### [TASK INSTRUCTIONS]
Reproduce the complete listing without any deviation.

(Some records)
=-=-=

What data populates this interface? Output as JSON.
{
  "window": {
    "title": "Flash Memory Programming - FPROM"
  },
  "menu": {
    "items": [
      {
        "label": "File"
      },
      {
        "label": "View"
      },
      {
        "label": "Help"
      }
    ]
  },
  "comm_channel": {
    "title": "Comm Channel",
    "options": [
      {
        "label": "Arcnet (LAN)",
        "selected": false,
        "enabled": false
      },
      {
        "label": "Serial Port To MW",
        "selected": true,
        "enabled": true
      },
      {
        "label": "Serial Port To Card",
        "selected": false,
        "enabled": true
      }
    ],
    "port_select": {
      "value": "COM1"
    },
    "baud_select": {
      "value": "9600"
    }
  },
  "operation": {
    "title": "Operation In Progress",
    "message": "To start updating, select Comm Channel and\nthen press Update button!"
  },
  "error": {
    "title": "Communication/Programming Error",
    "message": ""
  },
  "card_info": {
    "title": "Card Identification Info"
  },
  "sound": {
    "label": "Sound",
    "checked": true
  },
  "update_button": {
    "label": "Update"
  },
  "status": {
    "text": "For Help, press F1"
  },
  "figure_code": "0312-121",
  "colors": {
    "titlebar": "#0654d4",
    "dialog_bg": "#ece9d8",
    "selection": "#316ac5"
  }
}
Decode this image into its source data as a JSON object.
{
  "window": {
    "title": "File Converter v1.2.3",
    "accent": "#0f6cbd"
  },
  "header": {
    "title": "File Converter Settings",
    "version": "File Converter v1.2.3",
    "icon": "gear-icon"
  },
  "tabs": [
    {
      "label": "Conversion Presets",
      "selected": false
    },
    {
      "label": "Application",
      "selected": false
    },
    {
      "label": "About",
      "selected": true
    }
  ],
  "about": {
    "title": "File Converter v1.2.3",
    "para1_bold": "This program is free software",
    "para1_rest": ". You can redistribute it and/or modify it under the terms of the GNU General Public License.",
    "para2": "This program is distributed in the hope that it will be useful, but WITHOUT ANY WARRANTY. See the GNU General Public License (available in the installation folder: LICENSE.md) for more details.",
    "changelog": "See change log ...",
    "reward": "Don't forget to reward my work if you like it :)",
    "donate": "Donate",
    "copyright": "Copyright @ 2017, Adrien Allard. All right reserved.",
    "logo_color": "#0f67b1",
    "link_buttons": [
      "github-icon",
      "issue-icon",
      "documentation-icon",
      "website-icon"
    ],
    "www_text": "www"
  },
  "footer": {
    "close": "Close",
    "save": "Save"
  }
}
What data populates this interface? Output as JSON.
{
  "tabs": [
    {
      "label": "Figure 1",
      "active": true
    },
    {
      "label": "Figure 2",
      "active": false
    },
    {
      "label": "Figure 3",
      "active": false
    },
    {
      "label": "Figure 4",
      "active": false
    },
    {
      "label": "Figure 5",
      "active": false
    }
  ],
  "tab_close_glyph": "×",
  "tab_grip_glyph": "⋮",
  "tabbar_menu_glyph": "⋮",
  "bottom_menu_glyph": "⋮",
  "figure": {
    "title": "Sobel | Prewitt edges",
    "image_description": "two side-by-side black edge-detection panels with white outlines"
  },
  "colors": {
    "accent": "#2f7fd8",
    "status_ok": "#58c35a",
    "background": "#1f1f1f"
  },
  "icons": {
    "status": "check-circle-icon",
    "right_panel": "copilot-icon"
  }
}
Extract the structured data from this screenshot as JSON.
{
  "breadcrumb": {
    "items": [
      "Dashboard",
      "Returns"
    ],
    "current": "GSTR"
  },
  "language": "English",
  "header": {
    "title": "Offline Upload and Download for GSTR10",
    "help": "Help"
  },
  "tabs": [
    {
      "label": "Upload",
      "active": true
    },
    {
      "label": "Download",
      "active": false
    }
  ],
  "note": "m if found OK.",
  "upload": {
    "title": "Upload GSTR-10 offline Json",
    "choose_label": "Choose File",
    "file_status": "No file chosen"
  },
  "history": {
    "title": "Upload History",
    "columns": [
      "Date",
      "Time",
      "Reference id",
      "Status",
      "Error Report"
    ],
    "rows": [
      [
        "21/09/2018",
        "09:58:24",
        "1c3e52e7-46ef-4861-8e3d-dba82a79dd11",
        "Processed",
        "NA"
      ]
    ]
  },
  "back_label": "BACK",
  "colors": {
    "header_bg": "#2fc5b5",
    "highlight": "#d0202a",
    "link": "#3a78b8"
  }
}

=-=-=

### [EXERCISE RESULT]
What data populates this interface? Output as JSON.
{
  "window": {
    "title": "Flash Memory Programming - FPROM"
  },
  "menu": {
    "items": [
      {
        "label": "File"
      },
      {
        "label": "View"
      },
      {
        "label": "Help"
      }
    ]
  },
  "comm_channel": {
    "title": "Comm Channel",
    "options": [
      {
        "label": "Arcnet (LAN)",
        "selected": false,
        "enabled": false
      },
      {
        "label": "Serial Port To MW",
        "selected": true,
        "enabled": true
      },
      {
        "label": "Serial Port To Card",
        "selected": false,
        "enabled": true
      }
    ],
    "port_select": {
      "value": "COM1"
    },
    "baud_select": {
      "value": "9600"
    }
  },
  "operation": {
    "title": "Operation In Progress",
    "message": "To start updating, select Comm Channel and\nthen press Update button!"
  },
  "error": {
    "title": "Communication/Programming Error",
    "message": ""
  },
  "card_info": {
    "title": "Card Identification Info"
  },
  "sound": {
    "label": "Sound",
    "checked": true
  },
  "update_button": {
    "label": "Update"
  },
  "status": {
    "text": "For Help, press F1"
  },
  "figure_code": "0312-121",
  "colors": {
    "titlebar": "#0654d4",
    "dialog_bg": "#ece9d8",
    "selection": "#316ac5"
  }
}
Decode this image into its source data as a JSON object.
{
  "window": {
    "title": "File Converter v1.2.3",
    "accent": "#0f6cbd"
  },
  "header": {
    "title": "File Converter Settings",
    "version": "File Converter v1.2.3",
    "icon": "gear-icon"
  },
  "tabs": [
    {
      "label": "Conversion Presets",
      "selected": false
    },
    {
      "label": "Application",
      "selected": false
    },
    {
      "label": "About",
      "selected": true
    }
  ],
  "about": {
    "title": "File Converter v1.2.3",
    "para1_bold": "This program is free software",
    "para1_rest": ". You can redistribute it and/or modify it under the terms of the GNU General Public License.",
    "para2": "This program is distributed in the hope that it will be useful, but WITHOUT ANY WARRANTY. See the GNU General Public License (available in the installation folder: LICENSE.md) for more details.",
    "changelog": "See change log ...",
    "reward": "Don't forget to reward my work if you like it :)",
    "donate": "Donate",
    "copyright": "Copyright @ 2017, Adrien Allard. All right reserved.",
    "logo_color": "#0f67b1",
    "link_buttons": [
      "github-icon",
      "issue-icon",
      "documentation-icon",
      "website-icon"
    ],
    "www_text": "www"
  },
  "footer": {
    "close": "Close",
    "save": "Save"
  }
}
What data populates this interface? Output as JSON.
{
  "tabs": [
    {
      "label": "Figure 1",
      "active": true
    },
    {
      "label": "Figure 2",
      "active": false
    },
    {
      "label": "Figure 3",
      "active": false
    },
    {
      "label": "Figure 4",
      "active": false
    },
    {
      "label": "Figure 5",
      "active": false
    }
  ],
  "tab_close_glyph": "×",
  "tab_grip_glyph": "⋮",
  "tabbar_menu_glyph": "⋮",
  "bottom_menu_glyph": "⋮",
  "figure": {
    "title": "Sobel | Prewitt edges",
    "image_description": "two side-by-side black edge-detection panels with white outlines"
  },
  "colors": {
    "accent": "#2f7fd8",
    "status_ok": "#58c35a",
    "background": "#1f1f1f"
  },
  "icons": {
    "status": "check-circle-icon",
    "right_panel": "copilot-icon"
  }
}
Extract the structured data from this screenshot as JSON.
{
  "breadcrumb": {
    "items": [
      "Dashboard",
      "Returns"
    ],
    "current": "GSTR"
  },
  "language": "English",
  "header": {
    "title": "Offline Upload and Download for GSTR10",
    "help": "Help"
  },
  "tabs": [
    {
      "label": "Upload",
      "active": true
    },
    {
      "label": "Download",
      "active": false
    }
  ],
  "note": "m if found OK.",
  "upload": {
    "title": "Upload GSTR-10 offline Json",
    "choose_label": "Choose File",
    "file_status": "No file chosen"
  },
  "history": {
    "title": "Upload History",
    "columns": [
      "Date",
      "Time",
      "Reference id",
      "Status",
      "Error Report"
    ],
    "rows": [
      [
        "21/09/2018",
        "09:58:24",
        "1c3e52e7-46ef-4861-8e3d-dba82a79dd11",
        "Processed",
        "NA"
      ]
    ]
  },
  "back_label": "BACK",
  "colors": {
    "header_bg": "#2fc5b5",
    "highlight": "#d0202a",
    "link": "#3a78b8"
  }
}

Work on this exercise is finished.